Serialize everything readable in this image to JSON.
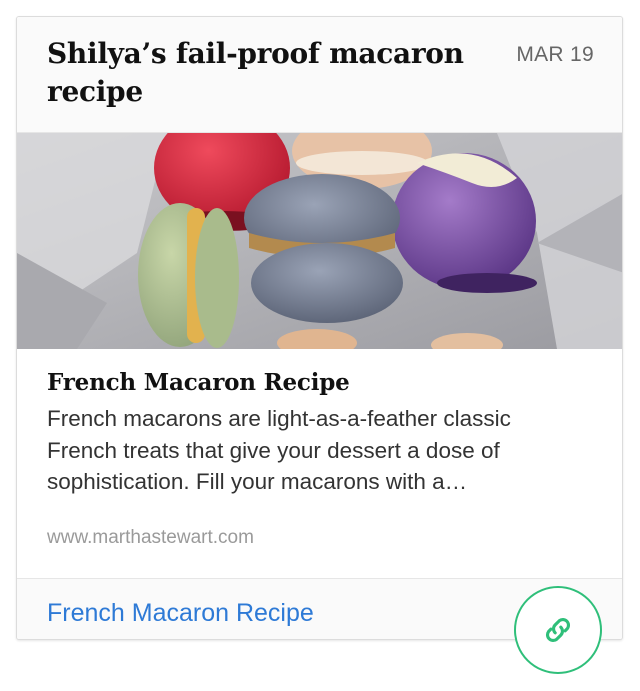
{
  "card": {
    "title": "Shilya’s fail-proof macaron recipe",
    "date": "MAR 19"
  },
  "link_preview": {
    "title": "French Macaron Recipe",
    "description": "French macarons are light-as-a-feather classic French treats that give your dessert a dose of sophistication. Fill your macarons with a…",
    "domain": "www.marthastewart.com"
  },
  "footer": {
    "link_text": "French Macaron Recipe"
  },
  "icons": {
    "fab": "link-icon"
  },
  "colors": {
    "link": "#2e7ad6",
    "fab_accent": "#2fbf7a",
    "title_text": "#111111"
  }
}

--*--

Set exercise. Reproduce the entries above without change, omitting all pictures.

Output for this exercise.
Serialize everything readable in this image to JSON.
{
  "card": {
    "title": "Shilya’s fail-proof macaron recipe",
    "date": "MAR 19"
  },
  "link_preview": {
    "title": "French Macaron Recipe",
    "description": "French macarons are light-as-a-feather classic French treats that give your dessert a dose of sophistication. Fill your macarons with a…",
    "domain": "www.marthastewart.com"
  },
  "footer": {
    "link_text": "French Macaron Recipe"
  },
  "icons": {
    "fab": "link-icon"
  },
  "colors": {
    "link": "#2e7ad6",
    "fab_accent": "#2fbf7a",
    "title_text": "#111111"
  }
}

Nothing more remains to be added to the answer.